▶ **Data to use**:
[BEGIN]

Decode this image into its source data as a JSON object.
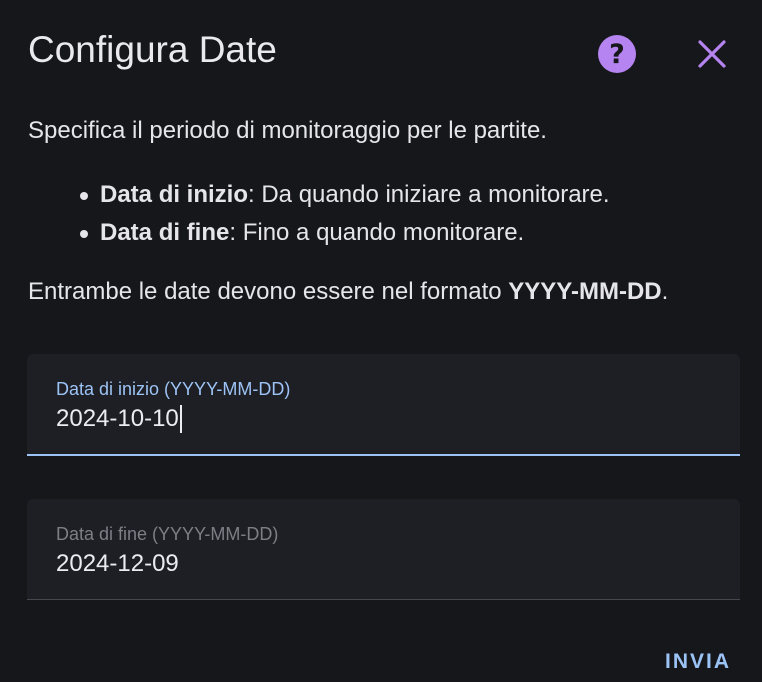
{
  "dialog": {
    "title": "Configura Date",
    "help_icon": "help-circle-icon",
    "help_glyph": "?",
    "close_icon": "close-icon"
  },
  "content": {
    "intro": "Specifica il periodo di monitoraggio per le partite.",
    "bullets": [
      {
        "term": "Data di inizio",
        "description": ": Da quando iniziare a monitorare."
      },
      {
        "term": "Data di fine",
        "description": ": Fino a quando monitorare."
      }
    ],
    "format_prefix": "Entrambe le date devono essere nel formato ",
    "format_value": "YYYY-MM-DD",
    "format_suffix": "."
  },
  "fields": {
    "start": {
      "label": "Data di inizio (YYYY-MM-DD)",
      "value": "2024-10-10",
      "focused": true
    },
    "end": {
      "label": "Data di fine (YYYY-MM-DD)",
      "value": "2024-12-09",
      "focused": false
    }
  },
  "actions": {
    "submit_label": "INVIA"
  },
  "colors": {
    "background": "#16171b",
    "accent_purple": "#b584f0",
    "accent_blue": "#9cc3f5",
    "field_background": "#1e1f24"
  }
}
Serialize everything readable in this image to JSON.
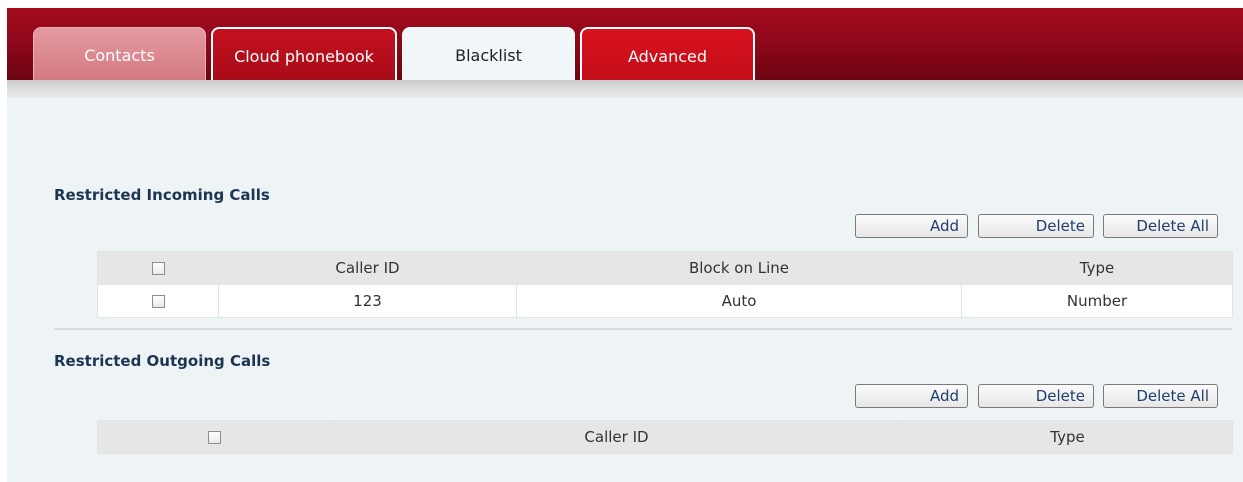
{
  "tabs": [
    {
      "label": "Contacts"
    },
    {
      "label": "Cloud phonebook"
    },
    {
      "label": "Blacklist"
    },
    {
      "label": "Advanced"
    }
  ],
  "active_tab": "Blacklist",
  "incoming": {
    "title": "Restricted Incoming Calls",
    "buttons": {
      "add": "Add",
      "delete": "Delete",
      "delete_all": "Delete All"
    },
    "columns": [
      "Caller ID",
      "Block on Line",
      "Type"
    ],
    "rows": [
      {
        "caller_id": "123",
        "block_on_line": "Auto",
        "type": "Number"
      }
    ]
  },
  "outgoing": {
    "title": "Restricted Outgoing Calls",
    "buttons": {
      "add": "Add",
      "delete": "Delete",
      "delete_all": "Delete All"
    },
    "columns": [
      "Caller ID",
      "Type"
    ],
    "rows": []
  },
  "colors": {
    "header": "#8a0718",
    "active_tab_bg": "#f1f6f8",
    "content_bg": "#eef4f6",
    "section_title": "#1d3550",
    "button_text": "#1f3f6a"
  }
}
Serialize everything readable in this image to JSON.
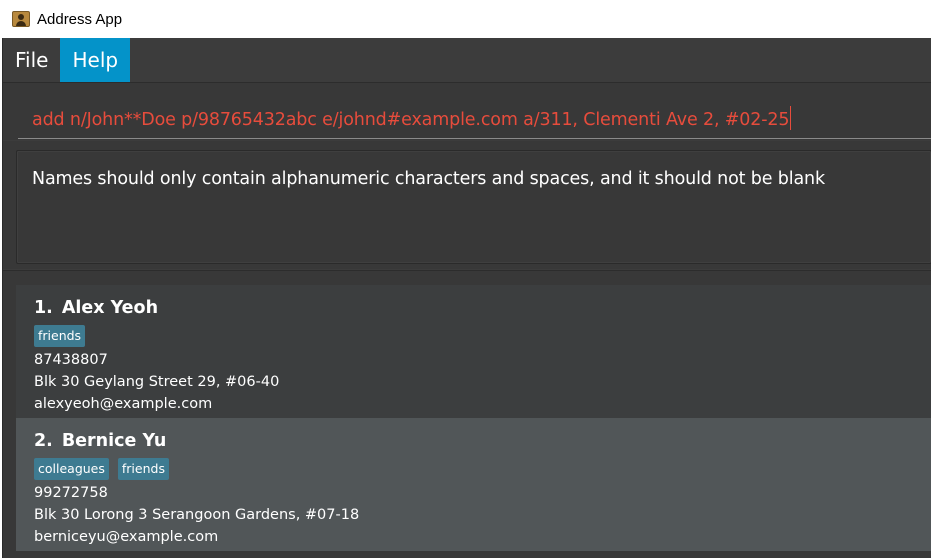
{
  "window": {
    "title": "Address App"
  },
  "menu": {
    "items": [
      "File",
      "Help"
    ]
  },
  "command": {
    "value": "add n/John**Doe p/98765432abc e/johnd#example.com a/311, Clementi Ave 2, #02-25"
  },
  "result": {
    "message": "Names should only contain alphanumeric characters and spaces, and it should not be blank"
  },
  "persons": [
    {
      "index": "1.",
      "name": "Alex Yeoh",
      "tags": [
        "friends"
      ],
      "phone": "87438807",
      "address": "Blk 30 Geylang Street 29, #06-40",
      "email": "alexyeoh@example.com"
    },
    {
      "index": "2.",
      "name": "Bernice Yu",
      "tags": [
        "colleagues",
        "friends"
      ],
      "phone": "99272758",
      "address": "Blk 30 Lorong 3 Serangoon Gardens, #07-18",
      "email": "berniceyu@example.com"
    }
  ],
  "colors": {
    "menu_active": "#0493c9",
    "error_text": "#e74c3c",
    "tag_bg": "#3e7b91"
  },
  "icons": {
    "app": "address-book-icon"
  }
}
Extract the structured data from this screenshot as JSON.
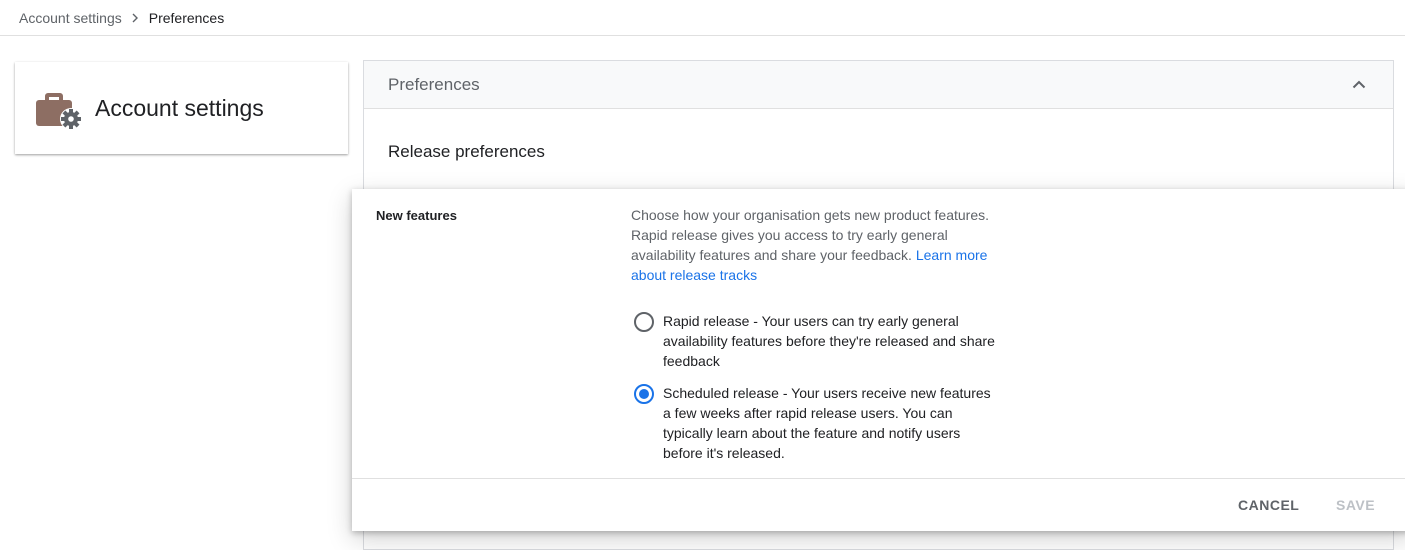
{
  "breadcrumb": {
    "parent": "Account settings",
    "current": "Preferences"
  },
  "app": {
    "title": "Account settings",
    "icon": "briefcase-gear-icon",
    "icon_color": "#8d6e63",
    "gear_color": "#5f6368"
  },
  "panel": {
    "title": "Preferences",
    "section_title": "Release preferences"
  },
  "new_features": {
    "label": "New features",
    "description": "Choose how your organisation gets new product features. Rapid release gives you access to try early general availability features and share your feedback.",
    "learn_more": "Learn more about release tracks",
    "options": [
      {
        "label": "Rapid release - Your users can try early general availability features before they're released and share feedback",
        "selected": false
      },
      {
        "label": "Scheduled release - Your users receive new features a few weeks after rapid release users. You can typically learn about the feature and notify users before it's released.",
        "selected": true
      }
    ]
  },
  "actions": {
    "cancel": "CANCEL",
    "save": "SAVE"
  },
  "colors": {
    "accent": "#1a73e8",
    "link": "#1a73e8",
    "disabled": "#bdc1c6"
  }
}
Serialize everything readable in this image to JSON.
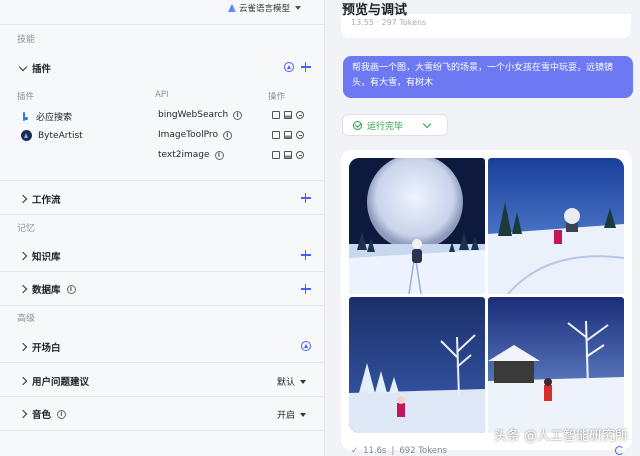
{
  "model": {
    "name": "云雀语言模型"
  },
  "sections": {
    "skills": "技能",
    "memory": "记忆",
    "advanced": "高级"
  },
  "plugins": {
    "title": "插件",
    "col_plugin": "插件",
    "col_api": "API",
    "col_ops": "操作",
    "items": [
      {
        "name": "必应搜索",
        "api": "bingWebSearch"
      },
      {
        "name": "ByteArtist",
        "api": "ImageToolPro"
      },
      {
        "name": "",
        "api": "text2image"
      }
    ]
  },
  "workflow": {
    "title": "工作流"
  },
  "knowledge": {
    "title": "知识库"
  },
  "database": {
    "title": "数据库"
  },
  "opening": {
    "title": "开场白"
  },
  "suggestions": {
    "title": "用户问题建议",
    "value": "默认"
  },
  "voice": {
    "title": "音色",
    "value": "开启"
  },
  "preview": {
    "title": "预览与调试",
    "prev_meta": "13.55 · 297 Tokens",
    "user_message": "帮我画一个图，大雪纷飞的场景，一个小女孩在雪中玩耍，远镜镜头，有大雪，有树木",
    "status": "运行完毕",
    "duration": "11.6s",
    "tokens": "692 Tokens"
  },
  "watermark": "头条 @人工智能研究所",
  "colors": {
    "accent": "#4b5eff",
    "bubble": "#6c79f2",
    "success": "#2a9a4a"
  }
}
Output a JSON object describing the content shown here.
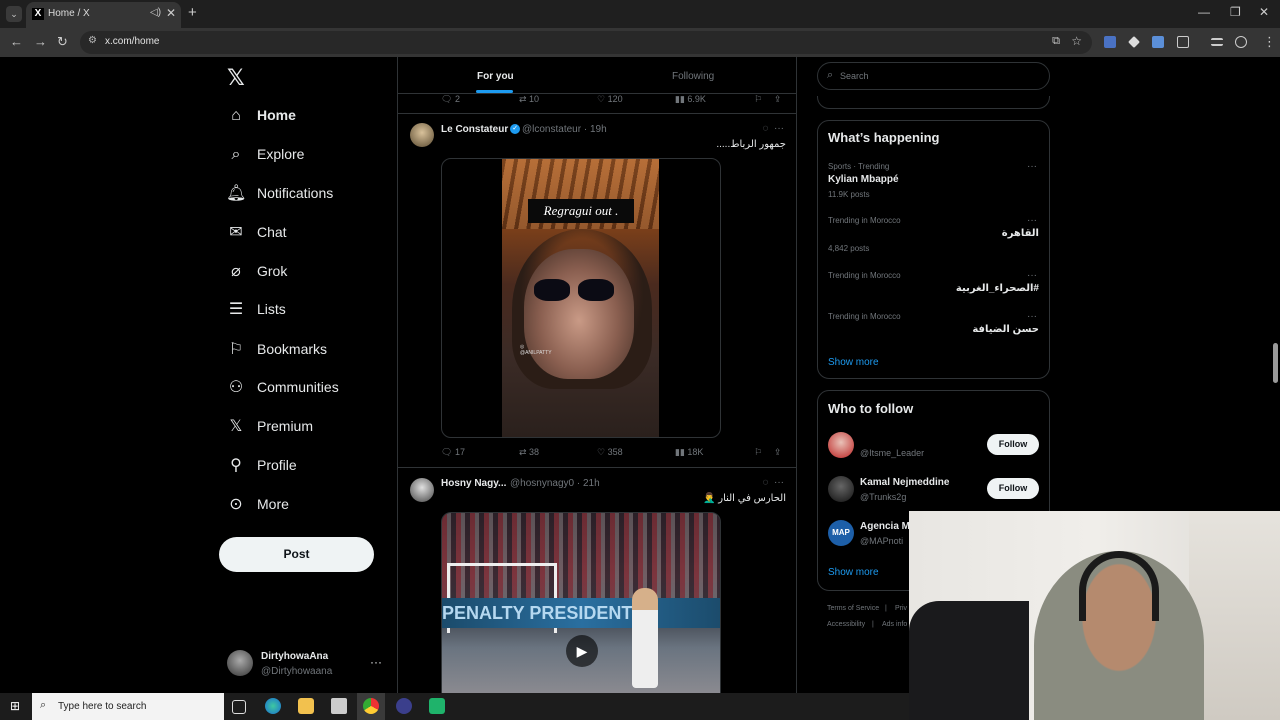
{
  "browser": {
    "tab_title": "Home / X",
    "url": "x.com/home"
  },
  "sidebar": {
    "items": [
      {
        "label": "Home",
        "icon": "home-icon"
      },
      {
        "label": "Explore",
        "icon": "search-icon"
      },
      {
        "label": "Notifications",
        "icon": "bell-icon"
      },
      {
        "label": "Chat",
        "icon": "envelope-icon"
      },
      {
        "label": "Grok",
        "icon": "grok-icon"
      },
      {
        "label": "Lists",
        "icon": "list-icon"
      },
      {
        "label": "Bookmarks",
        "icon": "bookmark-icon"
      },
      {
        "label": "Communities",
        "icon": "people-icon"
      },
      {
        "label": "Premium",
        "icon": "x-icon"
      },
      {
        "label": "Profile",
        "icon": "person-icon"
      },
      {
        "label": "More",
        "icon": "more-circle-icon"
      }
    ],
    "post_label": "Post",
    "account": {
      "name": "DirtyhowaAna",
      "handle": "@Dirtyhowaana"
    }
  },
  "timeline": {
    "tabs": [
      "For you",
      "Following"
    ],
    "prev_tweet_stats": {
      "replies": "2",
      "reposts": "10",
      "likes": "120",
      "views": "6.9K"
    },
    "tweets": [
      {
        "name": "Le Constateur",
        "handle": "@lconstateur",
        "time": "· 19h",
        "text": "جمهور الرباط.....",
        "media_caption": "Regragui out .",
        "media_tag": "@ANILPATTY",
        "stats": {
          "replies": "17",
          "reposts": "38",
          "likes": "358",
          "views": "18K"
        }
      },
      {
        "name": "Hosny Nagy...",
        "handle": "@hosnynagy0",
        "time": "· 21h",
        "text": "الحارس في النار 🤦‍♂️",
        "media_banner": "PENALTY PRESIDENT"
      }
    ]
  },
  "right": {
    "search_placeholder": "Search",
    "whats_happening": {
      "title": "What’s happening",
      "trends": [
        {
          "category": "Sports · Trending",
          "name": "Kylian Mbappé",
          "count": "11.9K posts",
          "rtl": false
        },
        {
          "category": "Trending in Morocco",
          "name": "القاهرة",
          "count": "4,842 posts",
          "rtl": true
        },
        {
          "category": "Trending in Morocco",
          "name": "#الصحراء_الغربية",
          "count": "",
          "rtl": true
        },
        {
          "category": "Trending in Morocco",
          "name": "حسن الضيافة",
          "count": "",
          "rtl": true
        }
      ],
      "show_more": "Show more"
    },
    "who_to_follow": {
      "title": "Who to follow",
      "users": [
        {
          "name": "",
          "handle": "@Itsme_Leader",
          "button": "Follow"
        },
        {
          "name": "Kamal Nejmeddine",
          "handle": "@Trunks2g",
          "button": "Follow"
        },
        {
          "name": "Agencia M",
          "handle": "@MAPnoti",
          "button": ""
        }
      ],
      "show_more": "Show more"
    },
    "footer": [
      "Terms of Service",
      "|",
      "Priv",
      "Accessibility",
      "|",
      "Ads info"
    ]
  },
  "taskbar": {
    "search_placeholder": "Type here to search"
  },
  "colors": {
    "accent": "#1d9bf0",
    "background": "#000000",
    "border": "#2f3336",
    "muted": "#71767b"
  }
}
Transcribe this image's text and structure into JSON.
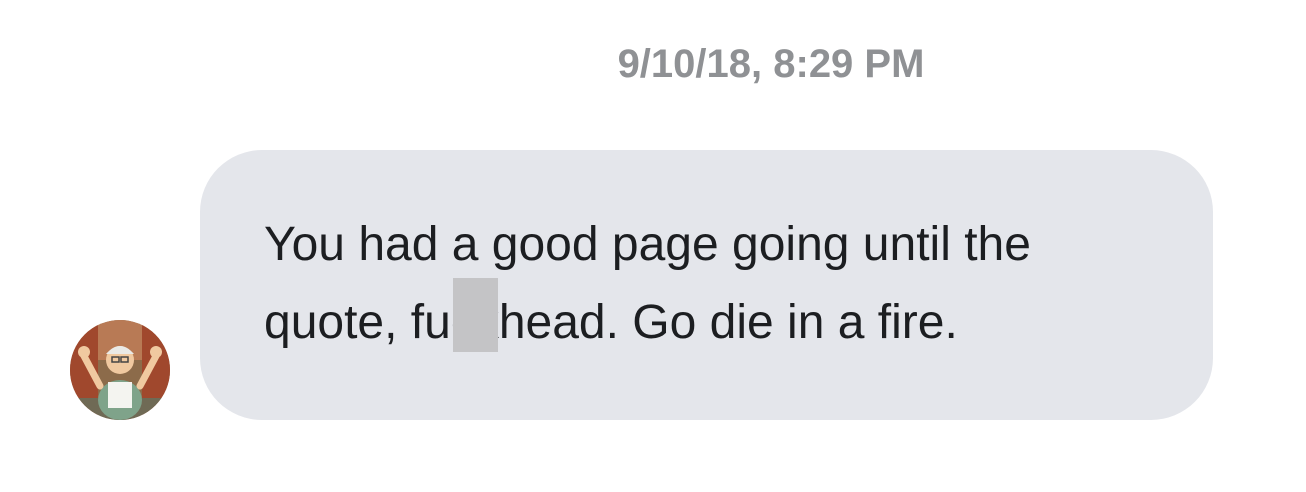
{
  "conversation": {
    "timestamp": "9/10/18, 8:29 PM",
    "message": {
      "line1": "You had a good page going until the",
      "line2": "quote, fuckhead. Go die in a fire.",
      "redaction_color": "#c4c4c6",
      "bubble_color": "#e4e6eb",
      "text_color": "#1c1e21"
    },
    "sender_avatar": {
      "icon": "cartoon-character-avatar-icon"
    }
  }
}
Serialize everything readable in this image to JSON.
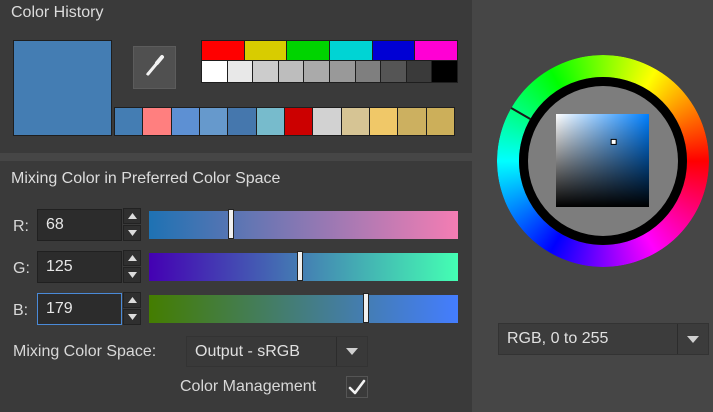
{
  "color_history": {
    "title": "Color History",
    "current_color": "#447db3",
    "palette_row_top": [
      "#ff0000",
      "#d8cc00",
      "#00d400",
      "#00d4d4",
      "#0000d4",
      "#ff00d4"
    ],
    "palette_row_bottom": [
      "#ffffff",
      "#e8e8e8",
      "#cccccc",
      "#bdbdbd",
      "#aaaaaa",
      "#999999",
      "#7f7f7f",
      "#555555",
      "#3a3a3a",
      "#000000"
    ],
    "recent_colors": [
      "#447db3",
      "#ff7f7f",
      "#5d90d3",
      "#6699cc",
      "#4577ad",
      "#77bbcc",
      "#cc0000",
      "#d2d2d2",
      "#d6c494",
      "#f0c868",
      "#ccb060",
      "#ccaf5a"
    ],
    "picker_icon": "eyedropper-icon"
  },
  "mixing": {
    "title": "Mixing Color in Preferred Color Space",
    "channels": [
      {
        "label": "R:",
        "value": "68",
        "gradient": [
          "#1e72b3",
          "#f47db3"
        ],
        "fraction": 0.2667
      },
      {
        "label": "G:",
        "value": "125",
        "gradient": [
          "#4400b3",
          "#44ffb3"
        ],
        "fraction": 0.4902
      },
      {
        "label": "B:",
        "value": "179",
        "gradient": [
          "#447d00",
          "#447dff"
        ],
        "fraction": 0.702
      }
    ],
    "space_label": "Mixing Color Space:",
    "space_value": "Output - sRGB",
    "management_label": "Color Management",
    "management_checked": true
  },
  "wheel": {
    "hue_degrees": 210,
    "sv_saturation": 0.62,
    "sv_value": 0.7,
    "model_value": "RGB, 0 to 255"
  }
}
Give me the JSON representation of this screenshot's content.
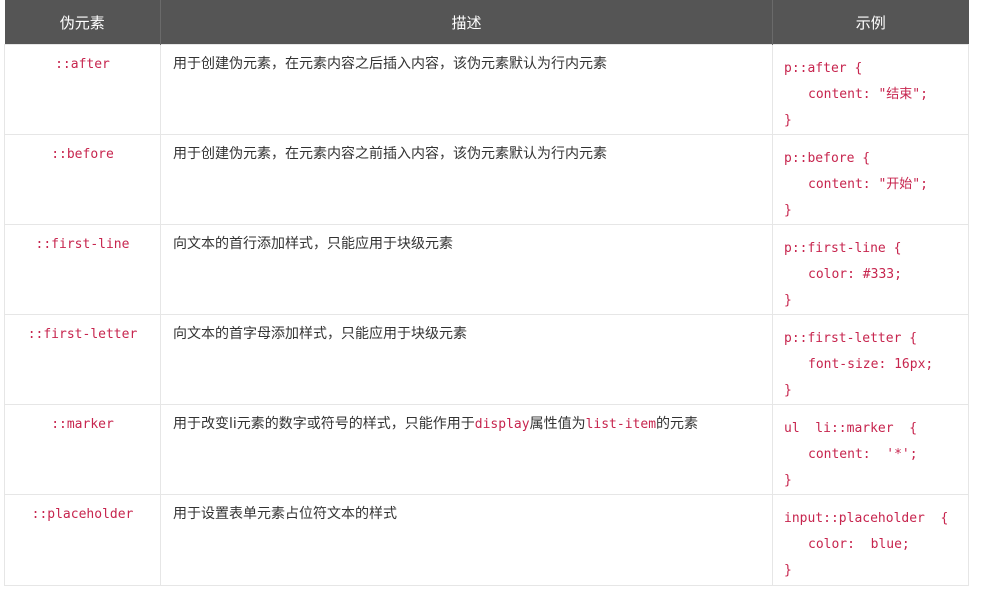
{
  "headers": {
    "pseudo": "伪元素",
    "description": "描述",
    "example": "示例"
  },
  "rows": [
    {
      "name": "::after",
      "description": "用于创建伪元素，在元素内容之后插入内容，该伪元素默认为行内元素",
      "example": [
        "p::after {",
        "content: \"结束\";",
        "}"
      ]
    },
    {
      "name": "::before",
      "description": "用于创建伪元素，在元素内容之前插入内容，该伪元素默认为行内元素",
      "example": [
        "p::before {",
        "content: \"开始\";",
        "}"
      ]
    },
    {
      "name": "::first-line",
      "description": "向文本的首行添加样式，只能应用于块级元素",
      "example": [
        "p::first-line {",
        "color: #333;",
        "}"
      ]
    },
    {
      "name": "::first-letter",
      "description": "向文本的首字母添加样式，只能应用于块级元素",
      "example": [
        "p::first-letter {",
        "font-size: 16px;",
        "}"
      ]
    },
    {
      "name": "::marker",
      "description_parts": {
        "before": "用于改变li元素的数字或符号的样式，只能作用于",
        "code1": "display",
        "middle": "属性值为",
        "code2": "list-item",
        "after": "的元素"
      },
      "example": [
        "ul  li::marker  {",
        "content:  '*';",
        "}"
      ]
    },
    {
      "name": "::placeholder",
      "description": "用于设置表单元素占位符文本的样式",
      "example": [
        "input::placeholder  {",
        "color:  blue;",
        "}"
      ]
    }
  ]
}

[END]

▶ **Task description**: How many lines of the records contain the string "released"? Respond with the number alone.

▶ **Result of this task**: 2